In the data below, how many lines contain the word "this"? Answer with the number alone.

[Opening Data excerpts section]

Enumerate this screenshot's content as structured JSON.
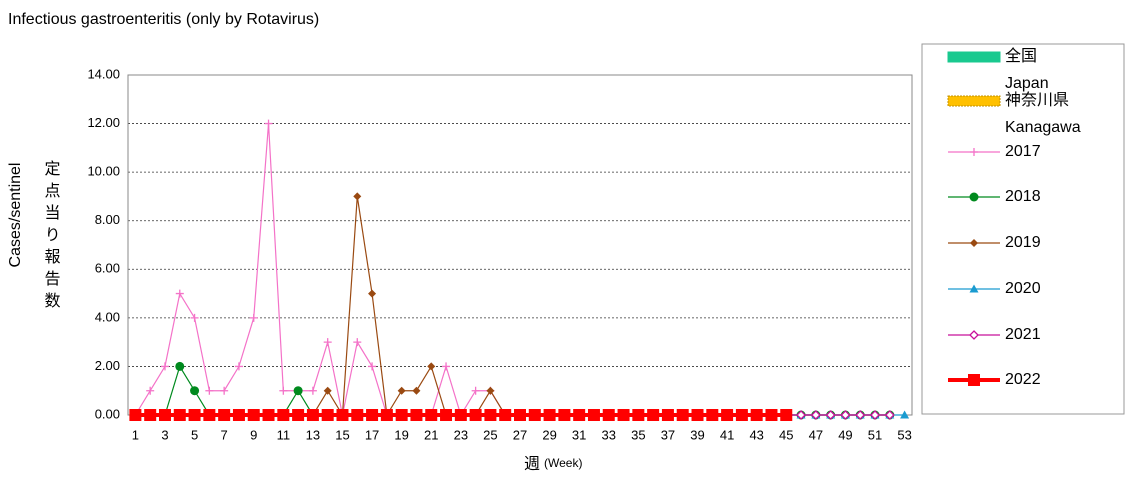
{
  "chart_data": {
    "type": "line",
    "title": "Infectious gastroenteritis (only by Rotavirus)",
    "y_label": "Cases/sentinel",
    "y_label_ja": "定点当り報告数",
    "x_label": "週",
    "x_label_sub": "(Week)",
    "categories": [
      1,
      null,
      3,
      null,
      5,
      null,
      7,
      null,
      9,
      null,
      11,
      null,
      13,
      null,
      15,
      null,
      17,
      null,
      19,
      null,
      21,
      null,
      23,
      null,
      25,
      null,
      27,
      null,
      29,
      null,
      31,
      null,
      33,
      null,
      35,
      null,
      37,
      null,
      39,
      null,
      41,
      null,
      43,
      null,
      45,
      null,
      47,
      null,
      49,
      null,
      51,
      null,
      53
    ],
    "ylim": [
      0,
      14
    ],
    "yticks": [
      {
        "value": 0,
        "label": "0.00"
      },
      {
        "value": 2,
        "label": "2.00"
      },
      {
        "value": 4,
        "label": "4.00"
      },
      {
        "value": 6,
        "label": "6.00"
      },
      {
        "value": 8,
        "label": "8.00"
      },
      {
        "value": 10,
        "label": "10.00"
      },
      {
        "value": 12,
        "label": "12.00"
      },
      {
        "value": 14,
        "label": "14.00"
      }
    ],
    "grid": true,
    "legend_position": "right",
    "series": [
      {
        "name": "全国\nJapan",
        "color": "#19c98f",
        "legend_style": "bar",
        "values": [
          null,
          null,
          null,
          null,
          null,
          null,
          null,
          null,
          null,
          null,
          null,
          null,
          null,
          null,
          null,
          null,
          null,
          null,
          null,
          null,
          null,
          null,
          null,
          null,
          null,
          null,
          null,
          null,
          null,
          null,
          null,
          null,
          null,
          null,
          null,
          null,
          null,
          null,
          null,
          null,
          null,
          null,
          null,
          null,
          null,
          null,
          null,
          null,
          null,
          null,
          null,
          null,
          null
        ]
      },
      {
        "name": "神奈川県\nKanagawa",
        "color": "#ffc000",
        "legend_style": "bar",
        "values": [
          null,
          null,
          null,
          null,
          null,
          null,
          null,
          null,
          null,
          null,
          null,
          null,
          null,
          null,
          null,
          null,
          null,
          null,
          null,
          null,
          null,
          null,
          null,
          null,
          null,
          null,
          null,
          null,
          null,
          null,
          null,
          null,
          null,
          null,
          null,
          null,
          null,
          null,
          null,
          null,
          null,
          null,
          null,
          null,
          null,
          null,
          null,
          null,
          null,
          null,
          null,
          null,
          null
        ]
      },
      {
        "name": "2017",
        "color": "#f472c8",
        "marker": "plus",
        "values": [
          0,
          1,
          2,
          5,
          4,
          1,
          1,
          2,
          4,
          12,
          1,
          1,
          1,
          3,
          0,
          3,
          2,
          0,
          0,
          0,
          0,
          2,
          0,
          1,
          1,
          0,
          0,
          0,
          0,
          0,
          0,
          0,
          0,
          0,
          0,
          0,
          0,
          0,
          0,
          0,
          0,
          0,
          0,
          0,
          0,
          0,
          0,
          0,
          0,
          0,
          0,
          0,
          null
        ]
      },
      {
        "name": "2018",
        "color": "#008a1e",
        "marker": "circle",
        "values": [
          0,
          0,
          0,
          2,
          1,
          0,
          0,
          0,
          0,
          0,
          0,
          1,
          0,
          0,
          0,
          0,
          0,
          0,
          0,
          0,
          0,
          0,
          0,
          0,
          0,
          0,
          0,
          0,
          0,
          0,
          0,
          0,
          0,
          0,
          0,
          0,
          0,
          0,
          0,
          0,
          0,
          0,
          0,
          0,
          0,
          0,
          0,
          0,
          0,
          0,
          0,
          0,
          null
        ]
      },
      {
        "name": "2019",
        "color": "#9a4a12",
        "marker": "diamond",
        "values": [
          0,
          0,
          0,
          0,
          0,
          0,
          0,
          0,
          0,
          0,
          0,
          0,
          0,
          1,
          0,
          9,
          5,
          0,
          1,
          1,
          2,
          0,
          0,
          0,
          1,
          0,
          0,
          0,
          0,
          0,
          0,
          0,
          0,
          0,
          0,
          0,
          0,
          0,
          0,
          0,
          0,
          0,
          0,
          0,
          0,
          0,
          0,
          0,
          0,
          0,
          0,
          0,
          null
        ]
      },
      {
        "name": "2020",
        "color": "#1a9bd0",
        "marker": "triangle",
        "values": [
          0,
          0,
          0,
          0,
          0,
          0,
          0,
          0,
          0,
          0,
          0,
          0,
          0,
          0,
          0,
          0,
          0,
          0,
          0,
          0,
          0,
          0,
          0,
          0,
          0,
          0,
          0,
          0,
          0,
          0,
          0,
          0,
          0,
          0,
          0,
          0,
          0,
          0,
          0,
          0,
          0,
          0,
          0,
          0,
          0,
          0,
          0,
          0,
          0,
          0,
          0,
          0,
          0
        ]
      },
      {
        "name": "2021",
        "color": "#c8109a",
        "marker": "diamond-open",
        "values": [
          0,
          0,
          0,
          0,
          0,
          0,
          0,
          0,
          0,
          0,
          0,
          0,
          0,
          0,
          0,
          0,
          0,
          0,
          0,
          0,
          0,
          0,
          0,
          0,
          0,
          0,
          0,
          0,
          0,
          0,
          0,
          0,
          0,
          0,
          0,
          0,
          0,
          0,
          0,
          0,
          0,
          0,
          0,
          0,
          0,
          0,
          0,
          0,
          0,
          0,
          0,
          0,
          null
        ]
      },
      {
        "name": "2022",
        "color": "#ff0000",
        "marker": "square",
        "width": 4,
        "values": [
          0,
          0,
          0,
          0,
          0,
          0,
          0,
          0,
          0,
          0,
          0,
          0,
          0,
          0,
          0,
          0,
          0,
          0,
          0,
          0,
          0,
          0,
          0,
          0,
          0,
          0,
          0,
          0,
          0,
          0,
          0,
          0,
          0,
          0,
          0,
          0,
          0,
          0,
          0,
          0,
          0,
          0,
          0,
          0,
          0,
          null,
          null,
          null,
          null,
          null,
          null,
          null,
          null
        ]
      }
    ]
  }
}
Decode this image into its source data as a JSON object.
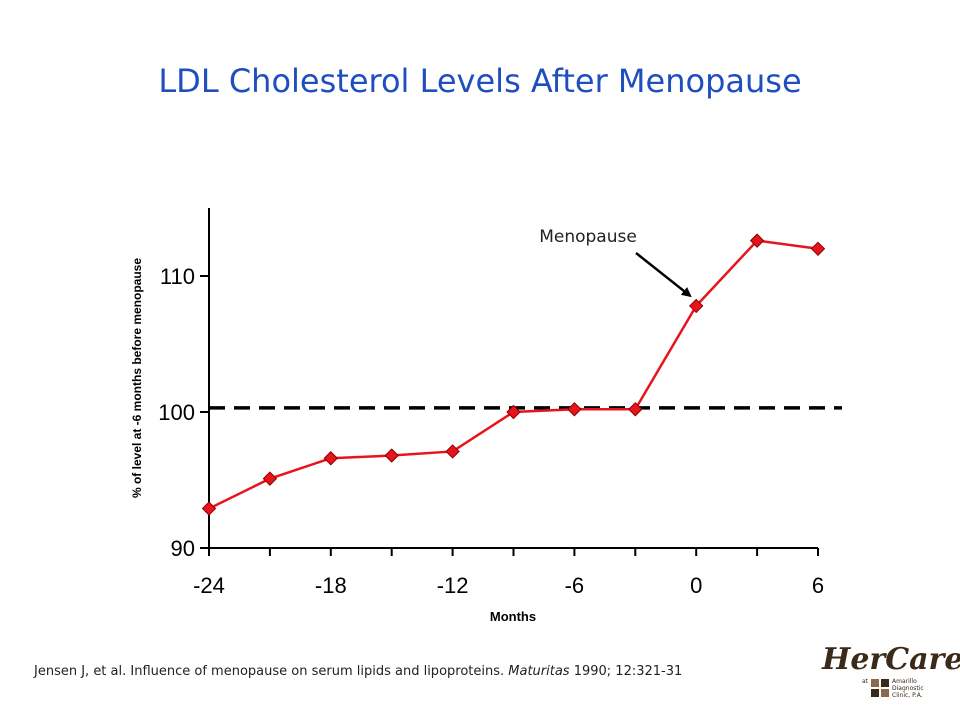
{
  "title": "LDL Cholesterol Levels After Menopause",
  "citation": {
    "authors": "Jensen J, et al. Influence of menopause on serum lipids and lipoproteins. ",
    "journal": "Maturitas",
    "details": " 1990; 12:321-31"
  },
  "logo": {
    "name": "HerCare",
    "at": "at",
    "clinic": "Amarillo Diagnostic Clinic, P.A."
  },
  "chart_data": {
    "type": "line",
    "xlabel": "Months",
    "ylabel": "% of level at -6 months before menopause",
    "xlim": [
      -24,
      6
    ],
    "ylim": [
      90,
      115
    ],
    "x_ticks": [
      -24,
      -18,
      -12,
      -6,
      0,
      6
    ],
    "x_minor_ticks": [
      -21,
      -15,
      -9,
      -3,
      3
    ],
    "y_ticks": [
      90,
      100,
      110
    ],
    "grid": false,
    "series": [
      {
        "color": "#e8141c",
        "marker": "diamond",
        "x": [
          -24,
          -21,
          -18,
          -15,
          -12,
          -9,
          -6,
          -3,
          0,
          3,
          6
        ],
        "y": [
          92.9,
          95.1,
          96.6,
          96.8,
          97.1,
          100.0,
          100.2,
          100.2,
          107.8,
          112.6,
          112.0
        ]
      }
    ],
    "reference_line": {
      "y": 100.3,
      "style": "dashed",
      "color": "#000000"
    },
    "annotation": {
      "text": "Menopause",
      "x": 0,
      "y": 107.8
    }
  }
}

[Closing Data excerpts section]

- [Solution to the problem]:
2